** START Data for processing **
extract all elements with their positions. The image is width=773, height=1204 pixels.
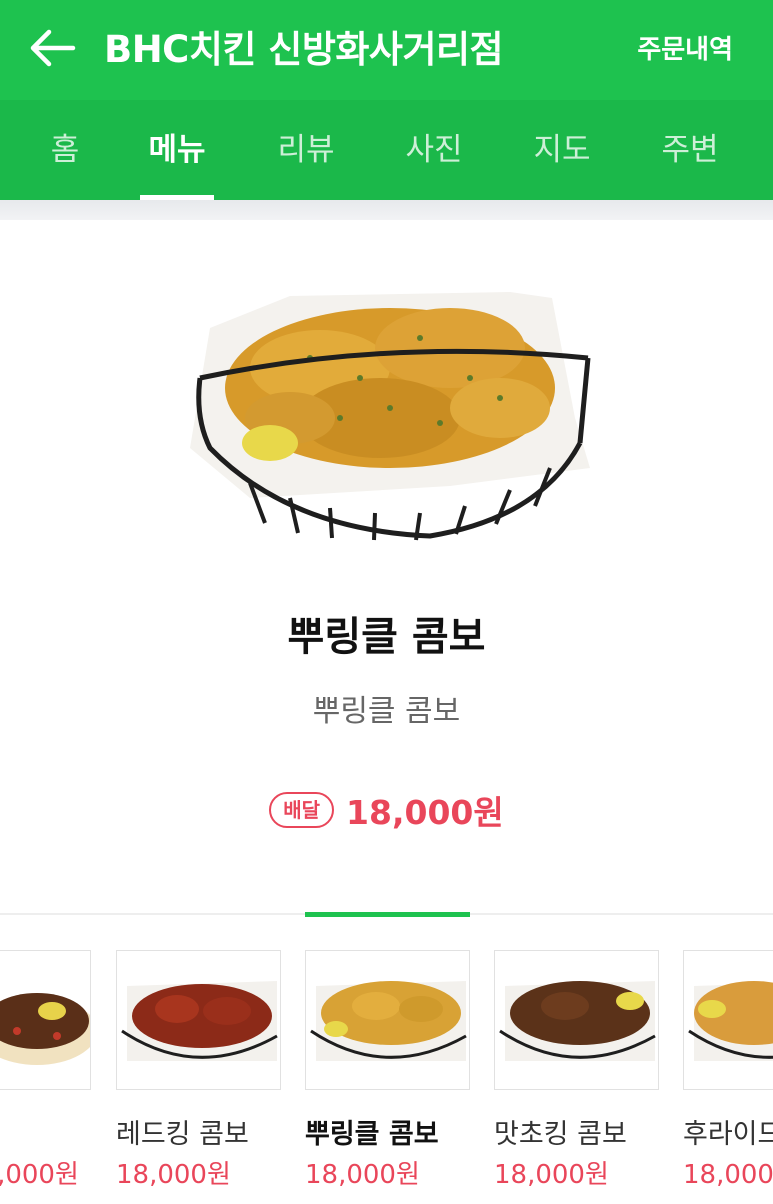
- delivery-badge: 배달: [269, 792, 335, 828]
- carousel-item-name[interactable]: 후라이드: [683, 1112, 773, 1151]
- carousel-item-price: 18,000원: [116, 1160, 231, 1190]
- menu-item-price: 18,000원: [346, 793, 504, 832]
- carousel-item-thumbnail[interactable]: [305, 950, 470, 1090]
- menu-item-photo: [180, 268, 600, 558]
- carousel-item-thumbnail[interactable]: [116, 950, 281, 1090]
- carousel-item-price: 18,000원: [305, 1160, 420, 1190]
- app-screen: BHC치킨 신방화사거리점 주문내역 홈 메뉴 리뷰 사진 지도 주변 뿌링클 …: [0, 0, 773, 1204]
- carousel-item-thumbnail[interactable]: [683, 950, 773, 1090]
- tab-reviews[interactable]: 리뷰: [264, 100, 348, 200]
- tab-home[interactable]: 홈: [30, 100, 100, 200]
- menu-item-description: 뿌링클 콤보: [312, 694, 461, 729]
- tab-photos[interactable]: 사진: [392, 100, 476, 200]
- tab-menu[interactable]: 메뉴: [138, 100, 216, 200]
- arrow-left-icon: [27, 28, 77, 72]
- carousel-item-thumbnail[interactable]: [494, 950, 659, 1090]
- carousel-active-indicator: [305, 912, 470, 917]
- carousel-item-name[interactable]: 맛초킹 콤보: [494, 1112, 627, 1151]
- carousel-item-price: 18,000원: [494, 1160, 609, 1190]
- store-title: BHC치킨 신방화사거리점: [104, 28, 504, 71]
- order-history-link[interactable]: 주문내역: [637, 22, 733, 78]
- back-button[interactable]: [24, 22, 80, 78]
- carousel-item-name[interactable]: 레드킹 콤보: [116, 1112, 249, 1151]
- carousel-item-price: 18,000원: [0, 1160, 79, 1190]
- section-divider: [0, 200, 773, 220]
- tab-nearby[interactable]: 주변: [648, 100, 732, 200]
- tab-map[interactable]: 지도: [520, 100, 604, 200]
- carousel-item-name[interactable]: 뿌링클 콤보: [305, 1112, 439, 1151]
- app-header: BHC치킨 신방화사거리점 주문내역: [0, 0, 773, 100]
- carousel-item-thumbnail[interactable]: [0, 950, 91, 1090]
- price-row: 배달 18,000원: [0, 786, 773, 834]
- carousel-item-price: 18,000원: [683, 1160, 773, 1190]
- menu-item-name: 뿌링클 콤보: [287, 614, 486, 660]
- store-tabs: 홈 메뉴 리뷰 사진 지도 주변: [0, 100, 773, 200]
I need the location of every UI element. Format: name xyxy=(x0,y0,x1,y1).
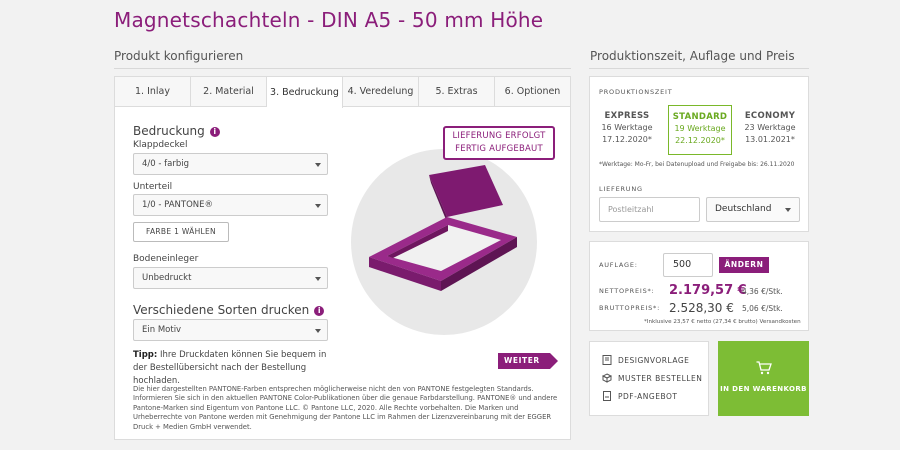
option-economy[interactable]: ECONOMY 23 Werktage 13.01.2021* xyxy=(738,105,802,155)
pantone-disclaimer: Die hier dargestellten PANTONE-Farben en… xyxy=(133,385,558,431)
delivery-badge: LIEFERUNG ERFOLGT FERTIG AUFGEBAUT xyxy=(443,126,555,160)
bedruckung-heading: Bedruckung i xyxy=(133,124,220,138)
tab-veredelung[interactable]: 4. Veredelung xyxy=(343,77,419,106)
link-pdf-offer[interactable]: PDF-ANGEBOT xyxy=(602,391,677,401)
unterteil-label: Unterteil xyxy=(133,182,173,192)
caret-down-icon xyxy=(785,208,791,212)
klappdeckel-select[interactable]: 4/0 - farbig xyxy=(133,153,328,175)
quantity-input[interactable]: 500 xyxy=(663,253,713,277)
links-panel: DESIGNVORLAGE MUSTER BESTELLEN PDF-ANGEB… xyxy=(589,341,709,416)
unterteil-value: 1/0 - PANTONE® xyxy=(142,200,214,210)
option-title: STANDARD xyxy=(672,112,728,122)
production-panel: PRODUKTIONSZEIT EXPRESS 16 Werktage 17.1… xyxy=(589,76,809,232)
workday-note: *Werktage: Mo-Fr, bei Datenupload und Fr… xyxy=(599,161,795,168)
country-value: Deutschland xyxy=(715,204,772,214)
tab-material[interactable]: 2. Material xyxy=(191,77,267,106)
quantity-label: AUFLAGE: xyxy=(599,261,638,269)
magnetic-box-image xyxy=(369,165,517,291)
link-order-sample[interactable]: MUSTER BESTELLEN xyxy=(602,373,702,383)
option-date: 13.01.2021* xyxy=(745,135,795,144)
option-express[interactable]: EXPRESS 16 Werktage 17.12.2020* xyxy=(595,105,659,155)
option-days: 23 Werktage xyxy=(744,123,796,132)
option-days: 16 Werktage xyxy=(601,123,653,132)
next-button[interactable]: WEITER xyxy=(498,353,558,369)
caret-down-icon xyxy=(315,277,321,281)
gross-price-label: BRUTTOPREIS*: xyxy=(599,304,661,312)
badge-line-2: FERTIG AUFGEBAUT xyxy=(455,144,543,154)
document-icon xyxy=(602,355,612,365)
bodeneinleger-label: Bodeneinleger xyxy=(133,254,199,264)
caret-down-icon xyxy=(315,329,321,333)
config-panel: 1. Inlay 2. Material 3. Bedruckung 4. Ve… xyxy=(114,76,571,440)
section-title-configure: Produkt konfigurieren xyxy=(114,49,244,63)
gross-unit-price: 5,06 €/Stk. xyxy=(742,304,783,313)
add-to-cart-button[interactable]: IN DEN WARENKORB xyxy=(718,341,809,416)
link-label: DESIGNVORLAGE xyxy=(618,355,690,365)
caret-down-icon xyxy=(315,163,321,167)
info-icon[interactable]: i xyxy=(314,306,325,316)
option-date: 22.12.2020* xyxy=(675,136,725,145)
info-icon[interactable]: i xyxy=(209,127,220,137)
country-select[interactable]: Deutschland xyxy=(706,197,800,222)
net-price: 2.179,57 € xyxy=(669,283,747,298)
option-date: 17.12.2020* xyxy=(602,135,652,144)
sorten-heading-text: Verschiedene Sorten drucken xyxy=(133,303,310,317)
divider xyxy=(589,68,809,69)
option-title: ECONOMY xyxy=(744,111,796,121)
bedruckung-heading-text: Bedruckung xyxy=(133,124,205,138)
pdf-icon xyxy=(603,391,611,401)
sorten-select[interactable]: Ein Motiv xyxy=(133,319,328,341)
cart-button-label: IN DEN WARENKORB xyxy=(720,385,807,393)
tab-optionen[interactable]: 6. Optionen xyxy=(495,77,570,106)
klappdeckel-value: 4/0 - farbig xyxy=(142,159,189,169)
vat-note: *Inklusive 23,57 € netto (27,34 € brutto… xyxy=(644,319,801,325)
link-label: PDF-ANGEBOT xyxy=(618,391,678,401)
tip-text: Tipp: Ihre Druckdaten können Sie bequem … xyxy=(133,349,343,388)
tip-label: Tipp: xyxy=(133,350,158,360)
divider xyxy=(114,68,571,69)
cart-icon xyxy=(756,361,772,375)
change-quantity-button[interactable]: ÄNDERN xyxy=(719,257,769,273)
caret-down-icon xyxy=(315,204,321,208)
option-title: EXPRESS xyxy=(604,111,650,121)
bodeneinleger-select[interactable]: Unbedruckt xyxy=(133,267,328,289)
choose-color-button[interactable]: FARBE 1 WÄHLEN xyxy=(133,222,229,242)
price-panel: AUFLAGE: 500 ÄNDERN NETTOPREIS*: 2.179,5… xyxy=(589,241,809,331)
net-unit-price: 4,36 €/Stk. xyxy=(742,287,783,296)
klappdeckel-label: Klappdeckel xyxy=(133,140,188,150)
box-lid-inner xyxy=(429,165,503,217)
tip-body: Ihre Druckdaten können Sie bequem in der… xyxy=(133,350,327,386)
option-standard[interactable]: STANDARD 19 Werktage 22.12.2020* xyxy=(668,105,732,155)
unterteil-select[interactable]: 1/0 - PANTONE® xyxy=(133,194,328,216)
production-label: PRODUKTIONSZEIT xyxy=(599,88,673,96)
tab-bedruckung[interactable]: 3. Bedruckung xyxy=(267,77,343,108)
bodeneinleger-value: Unbedruckt xyxy=(142,273,192,283)
link-design-template[interactable]: DESIGNVORLAGE xyxy=(602,355,689,365)
sorten-heading: Verschiedene Sorten drucken i xyxy=(133,303,325,317)
page-title: Magnetschachteln - DIN A5 - 50 mm Höhe xyxy=(114,8,544,32)
delivery-label: LIEFERUNG xyxy=(599,185,643,193)
tab-extras[interactable]: 5. Extras xyxy=(419,77,495,106)
sorten-value: Ein Motiv xyxy=(142,325,182,335)
gross-price: 2.528,30 € xyxy=(669,301,734,315)
badge-line-1: LIEFERUNG ERFOLGT xyxy=(452,131,546,141)
config-tabs: 1. Inlay 2. Material 3. Bedruckung 4. Ve… xyxy=(115,77,570,108)
box-icon xyxy=(602,373,612,383)
link-label: MUSTER BESTELLEN xyxy=(618,373,703,383)
tab-inlay[interactable]: 1. Inlay xyxy=(115,77,191,106)
zip-input[interactable]: Postleitzahl xyxy=(599,197,700,222)
option-days: 19 Werktage xyxy=(674,124,726,133)
section-title-production: Produktionszeit, Auflage und Preis xyxy=(590,49,795,63)
net-price-label: NETTOPREIS*: xyxy=(599,287,655,295)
** END Data for processing **
→ Task brief
Please quote verbatim the lines of the listing above, starting with the line containing "option-economy[interactable]: ECONOMY 23" and continuing through the line containing "delivery-badge: LIEFERUNG ERFOLGT", both included.

→ Output
option-economy[interactable]: ECONOMY 23 Werktage 13.01.2021* xyxy=(738,105,802,155)
pantone-disclaimer: Die hier dargestellten PANTONE-Farben en… xyxy=(133,385,558,431)
delivery-badge: LIEFERUNG ERFOLGT FERTIG AUFGEBAUT xyxy=(443,126,555,160)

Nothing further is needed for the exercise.